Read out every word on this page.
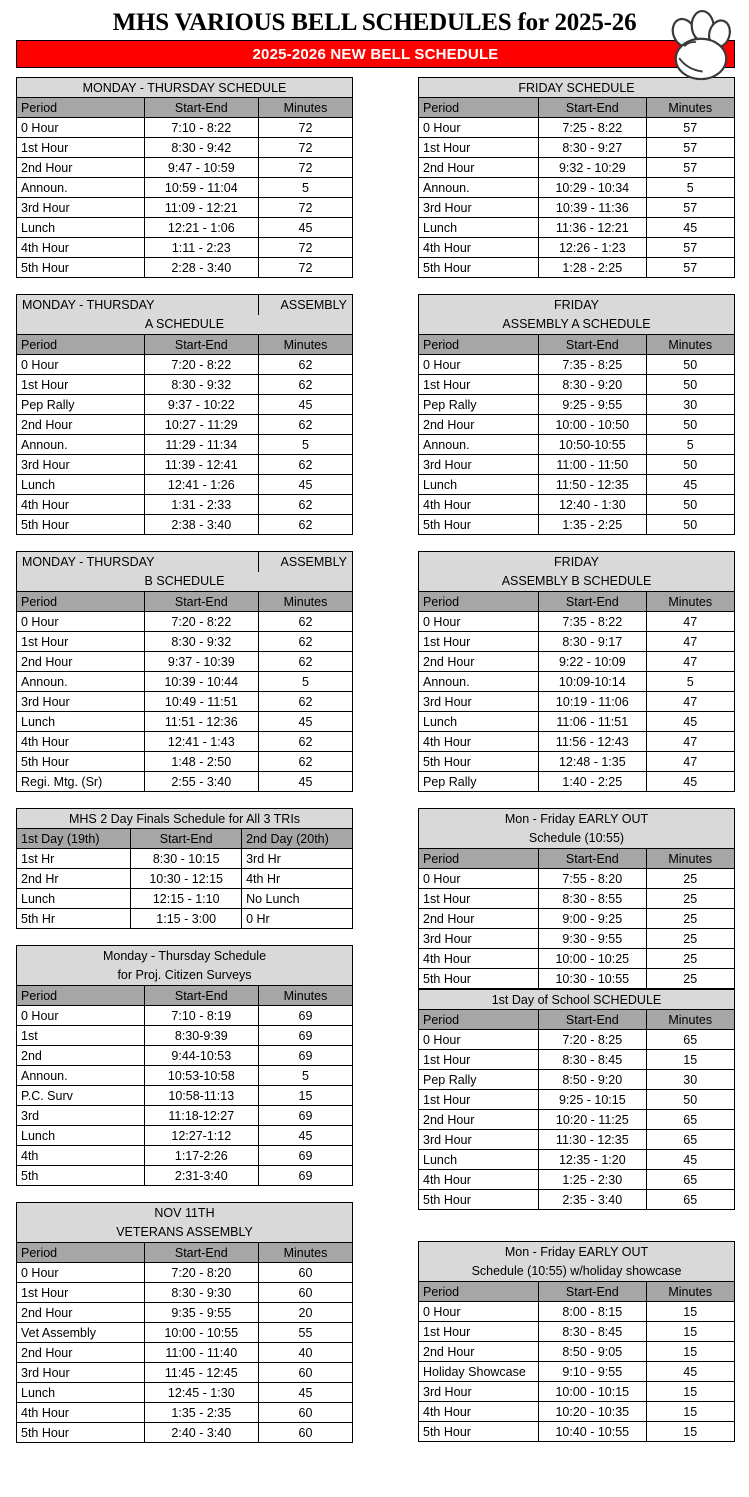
MHS VARIOUS BELL SCHEDULES for 2025-26
2025-2026 NEW BELL SCHEDULE
MONDAY - THURSDAY SCHEDULE		
Period	Start-End	Minutes
0 Hour	7:10 - 8:22	72
1st Hour	8:30 - 9:42	72
2nd Hour	9:47 - 10:59	72
Announ.	10:59 - 11:04	5
3rd Hour	11:09 - 12:21	72
Lunch	12:21 - 1:06	45
4th Hour	1:11 - 2:23	72
5th Hour	2:28 - 3:40	72
MONDAY - THURSDAY		ASSEMBLY
A SCHEDULE		
Period	Start-End	Minutes
0 Hour	7:20 - 8:22	62
1st Hour	8:30 - 9:32	62
Pep Rally	9:37 - 10:22	45
2nd Hour	10:27 - 11:29	62
Announ.	11:29 - 11:34	5
3rd Hour	11:39 - 12:41	62
Lunch	12:41 - 1:26	45
4th Hour	1:31 - 2:33	62
5th Hour	2:38 - 3:40	62
MONDAY - THURSDAY		ASSEMBLY
B SCHEDULE		
Period	Start-End	Minutes
0 Hour	7:20 - 8:22	62
1st Hour	8:30 - 9:32	62
2nd Hour	9:37 - 10:39	62
Announ.	10:39 - 10:44	5
3rd Hour	10:49 - 11:51	62
Lunch	11:51 - 12:36	45
4th Hour	12:41 - 1:43	62
5th Hour	1:48 - 2:50	62
Regi. Mtg. (Sr)	2:55 - 3:40	45
MHS 2 Day Finals Schedule for All 3 TRIs		
1st Day (19th)	Start-End	2nd Day (20th)
1st Hr	8:30 - 10:15	3rd Hr
2nd Hr	10:30 - 12:15	4th Hr
Lunch	12:15 - 1:10	No Lunch
5th Hr	1:15 - 3:00	0 Hr
Monday - Thursday Schedule		
for Proj. Citizen Surveys		
Period	Start-End	Minutes
0 Hour	7:10 - 8:19	69
1st	8:30-9:39	69
2nd	9:44-10:53	69
Announ.	10:53-10:58	5
P.C. Surv	10:58-11:13	15
3rd	11:18-12:27	69
Lunch	12:27-1:12	45
4th	1:17-2:26	69
5th	2:31-3:40	69
NOV 11TH		
VETERANS ASSEMBLY		
Period	Start-End	Minutes
0 Hour	7:20 - 8:20	60
1st Hour	8:30 - 9:30	60
2nd Hour	9:35 - 9:55	20
Vet Assembly	10:00 - 10:55	55
2nd Hour	11:00 - 11:40	40
3rd Hour	11:45 - 12:45	60
Lunch	12:45 - 1:30	45
4th Hour	1:35 - 2:35	60
5th Hour	2:40 - 3:40	60
FRIDAY SCHEDULE		
Period	Start-End	Minutes
0 Hour	7:25 - 8:22	57
1st Hour	8:30 - 9:27	57
2nd Hour	9:32 - 10:29	57
Announ.	10:29 - 10:34	5
3rd Hour	10:39 - 11:36	57
Lunch	11:36 - 12:21	45
4th Hour	12:26 - 1:23	57
5th Hour	1:28 - 2:25	57
FRIDAY		
ASSEMBLY A SCHEDULE		
Period	Start-End	Minutes
0 Hour	7:35 - 8:25	50
1st Hour	8:30 - 9:20	50
Pep Rally	9:25 - 9:55	30
2nd Hour	10:00 - 10:50	50
Announ.	10:50-10:55	5
3rd Hour	11:00 - 11:50	50
Lunch	11:50 - 12:35	45
4th Hour	12:40 - 1:30	50
5th Hour	1:35 - 2:25	50
FRIDAY		
ASSEMBLY B SCHEDULE		
Period	Start-End	Minutes
0 Hour	7:35 - 8:22	47
1st Hour	8:30 - 9:17	47
2nd Hour	9:22 - 10:09	47
Announ.	10:09-10:14	5
3rd Hour	10:19 - 11:06	47
Lunch	11:06 - 11:51	45
4th Hour	11:56 - 12:43	47
5th Hour	12:48 - 1:35	47
Pep Rally	1:40 - 2:25	45
Mon - Friday EARLY OUT		
Schedule (10:55)		
Period	Start-End	Minutes
0 Hour	7:55 - 8:20	25
1st Hour	8:30 - 8:55	25
2nd Hour	9:00 - 9:25	25
3rd Hour	9:30 - 9:55	25
4th Hour	10:00 - 10:25	25
5th Hour	10:30 - 10:55	25
1st Day of School SCHEDULE		
Period	Start-End	Minutes
0 Hour	7:20 - 8:25	65
1st Hour	8:30 - 8:45	15
Pep Rally	8:50 - 9:20	30
1st Hour	9:25 - 10:15	50
2nd Hour	10:20 - 11:25	65
3rd Hour	11:30 - 12:35	65
Lunch	12:35 - 1:20	45
4th Hour	1:25 - 2:30	65
5th Hour	2:35 - 3:40	65
Mon - Friday EARLY OUT		
Schedule (10:55) w/holiday showcase		
Period	Start-End	Minutes
0 Hour	8:00 - 8:15	15
1st Hour	8:30 - 8:45	15
2nd Hour	8:50 - 9:05	15
Holiday Showcase	9:10 - 9:55	45
3rd Hour	10:00 - 10:15	15
4th Hour	10:20 - 10:35	15
5th Hour	10:40 - 10:55	15
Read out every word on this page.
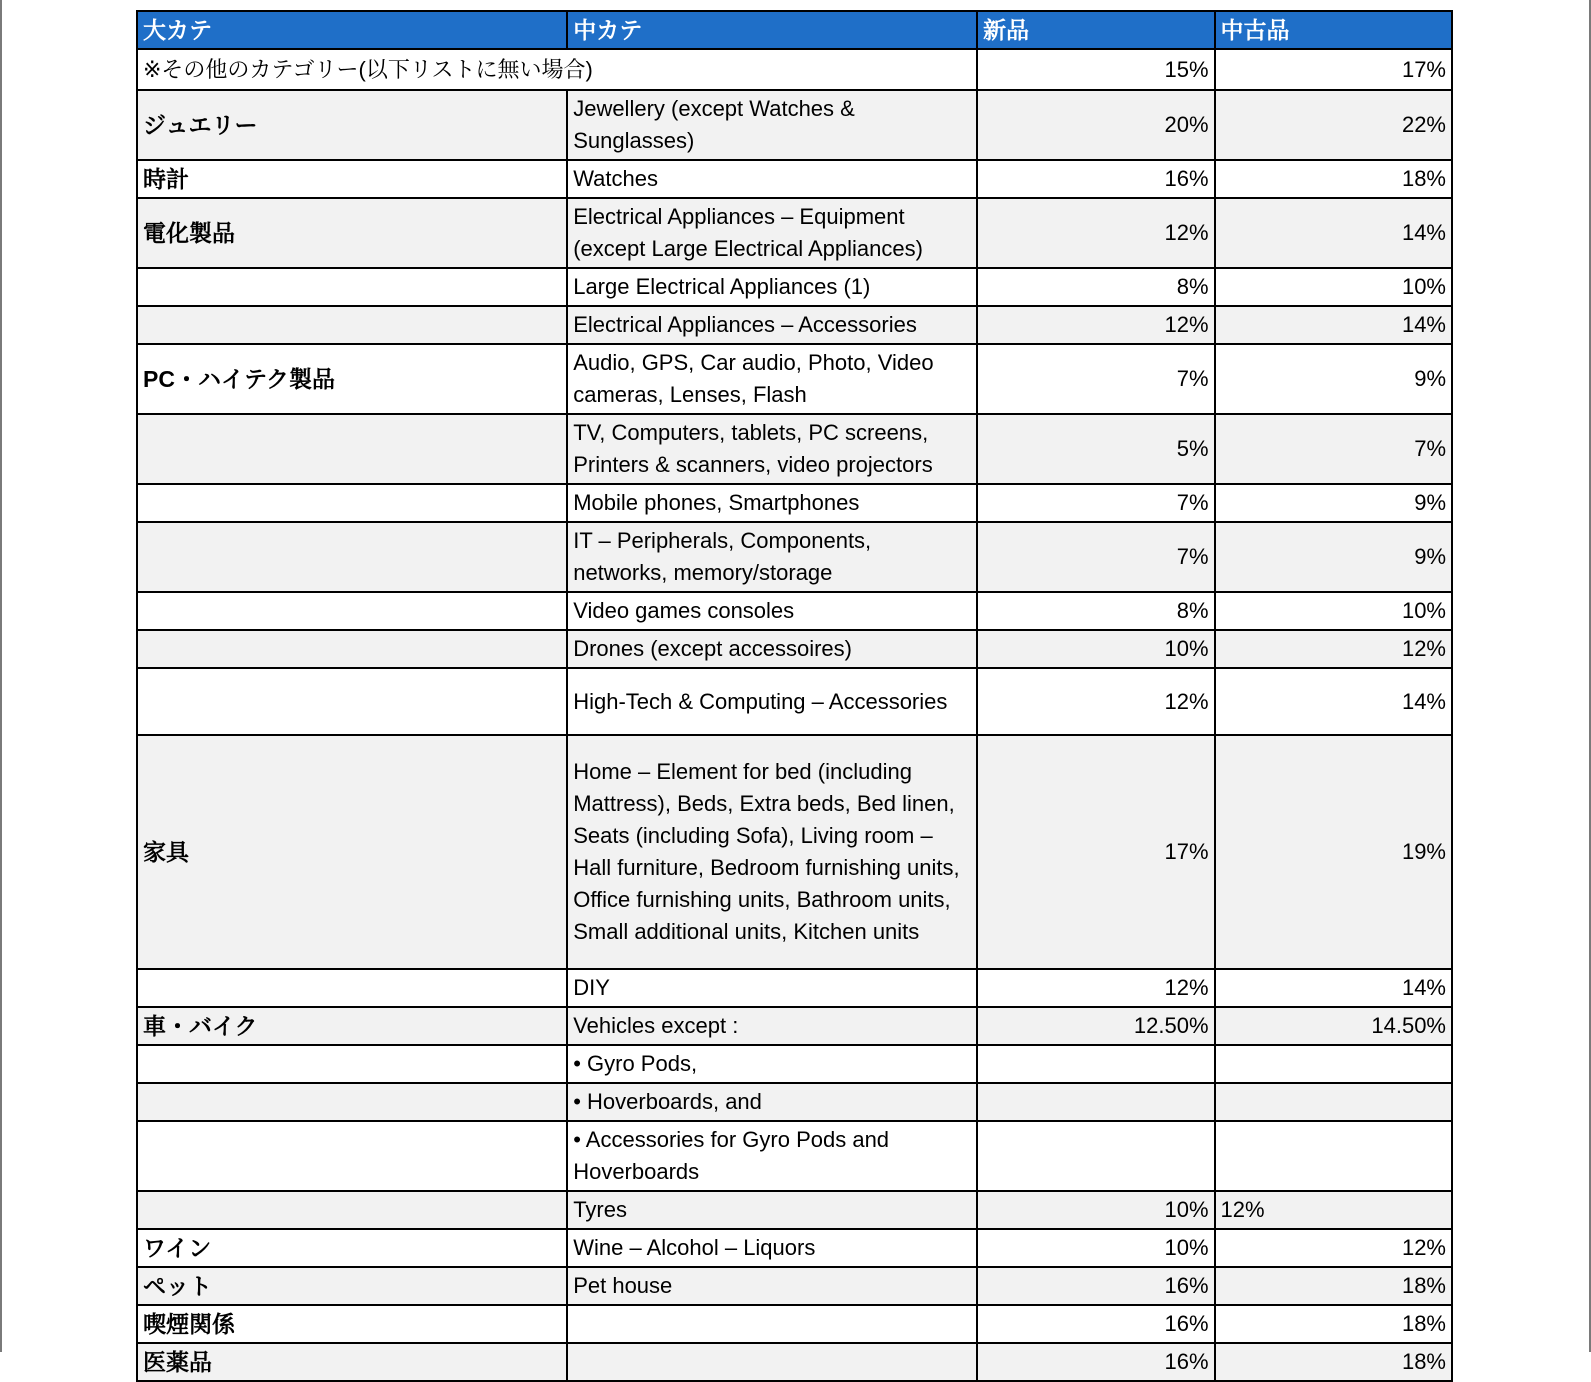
大カテ	中カテ	新品	中古品
※その他のカテゴリー(以下リストに無い場合)		15%	17%
ジュエリー	Jewellery (except Watches & Sunglasses)	20%	22%
時計	Watches	16%	18%
電化製品	Electrical Appliances – Equipment (except Large Electrical Appliances)	12%	14%
	Large Electrical Appliances (1)	8%	10%
	Electrical Appliances – Accessories	12%	14%
PC・ハイテク製品	Audio, GPS, Car audio, Photo, Video cameras, Lenses, Flash	7%	9%
	TV, Computers, tablets, PC screens, Printers & scanners, video projectors	5%	7%
	Mobile phones, Smartphones	7%	9%
	IT – Peripherals, Components, networks, memory/storage	7%	9%
	Video games consoles	8%	10%
	Drones (except accessoires)	10%	12%
	High-Tech & Computing – Accessories	12%	14%
家具	Home – Element for bed (including Mattress), Beds, Extra beds, Bed linen, Seats (including Sofa), Living room – Hall furniture, Bedroom furnishing units, Office furnishing units, Bathroom units, Small additional units, Kitchen units	17%	19%
	DIY	12%	14%
車・バイク	Vehicles except :	12.50%	14.50%
	• Gyro Pods,		
	• Hoverboards, and		
	• Accessories for Gyro Pods and Hoverboards		
	Tyres	10%	12%
ワイン	Wine – Alcohol – Liquors	10%	12%
ペット	Pet house	16%	18%
喫煙関係		16%	18%
医薬品		16%	18%
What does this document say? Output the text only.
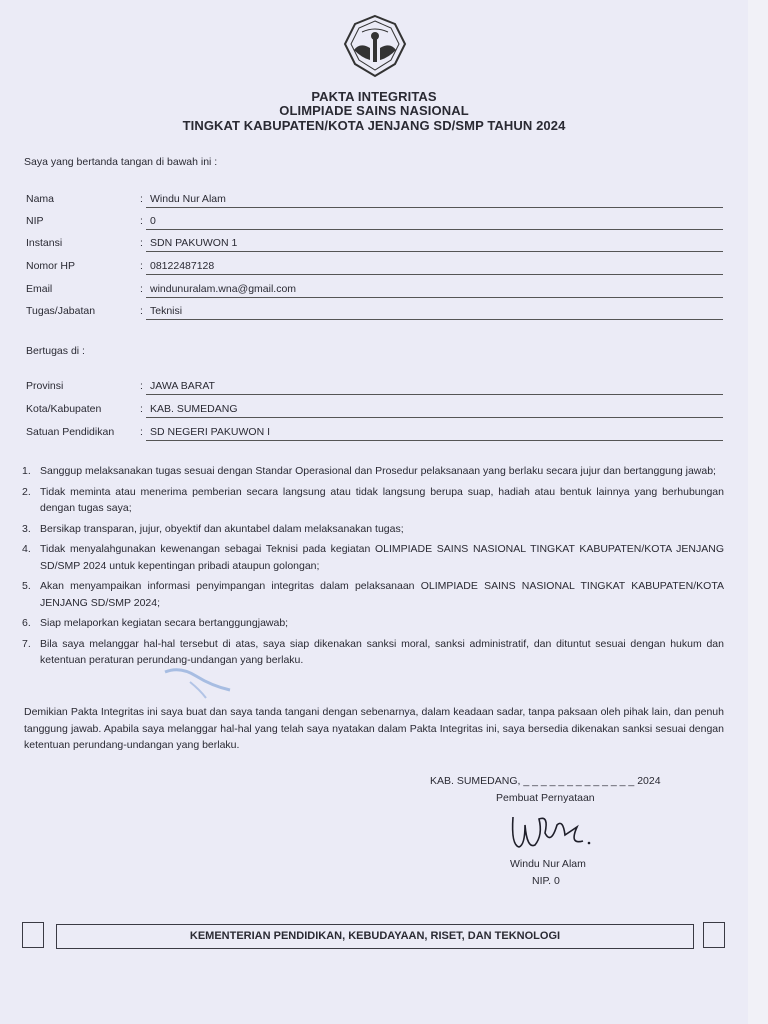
PAKTA INTEGRITAS
OLIMPIADE SAINS NASIONAL
TINGKAT KABUPATEN/KOTA JENJANG SD/SMP TAHUN 2024
Saya yang bertanda tangan di bawah ini :
Nama	: Windu Nur Alam
NIP	: 0
Instansi	: SDN PAKUWON 1
Nomor HP	: 08122487128
Email	: windunuralam.wna@gmail.com
Tugas/Jabatan	: Teknisi
Bertugas di :
Provinsi	: JAWA BARAT
Kota/Kabupaten	: KAB. SUMEDANG
Satuan Pendidikan : SD NEGERI PAKUWON I
1. Sanggup melaksanakan tugas sesuai dengan Standar Operasional dan Prosedur pelaksanaan yang berlaku secara jujur dan bertanggung jawab;
2. Tidak meminta atau menerima pemberian secara langsung atau tidak langsung berupa suap, hadiah atau bentuk lainnya yang berhubungan dengan tugas saya;
3. Bersikap transparan, jujur, obyektif dan akuntabel dalam melaksanakan tugas;
4. Tidak menyalahgunakan kewenangan sebagai Teknisi pada kegiatan OLIMPIADE SAINS NASIONAL TINGKAT KABUPATEN/KOTA JENJANG SD/SMP 2024 untuk kepentingan pribadi ataupun golongan;
5. Akan menyampaikan informasi penyimpangan integritas dalam pelaksanaan OLIMPIADE SAINS NASIONAL TINGKAT KABUPATEN/KOTA JENJANG SD/SMP 2024;
6. Siap melaporkan kegiatan secara bertanggungjawab;
7. Bila saya melanggar hal-hal tersebut di atas, saya siap dikenakan sanksi moral, sanksi administratif, dan dituntut sesuai dengan hukum dan ketentuan peraturan perundang-undangan yang berlaku.
Demikian Pakta Integritas ini saya buat dan saya tanda tangani dengan sebenarnya, dalam keadaan sadar, tanpa paksaan oleh pihak lain, dan penuh tanggung jawab. Apabila saya melanggar hal-hal yang telah saya nyatakan dalam Pakta Integritas ini, saya bersedia dikenakan sanksi sesuai dengan ketentuan perundang-undangan yang berlaku.
KAB. SUMEDANG, _ _ _ _ _ _ _ _ _ _ _ _ _ 2024
Pembuat Pernyataan
Windu Nur Alam
NIP. 0
KEMENTERIAN PENDIDIKAN, KEBUDAYAAN, RISET, DAN TEKNOLOGI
- - - -
What you are asked to do:
Lines containing the word "kegiatan" are to be tallied; report only the total.

Answer in full:
2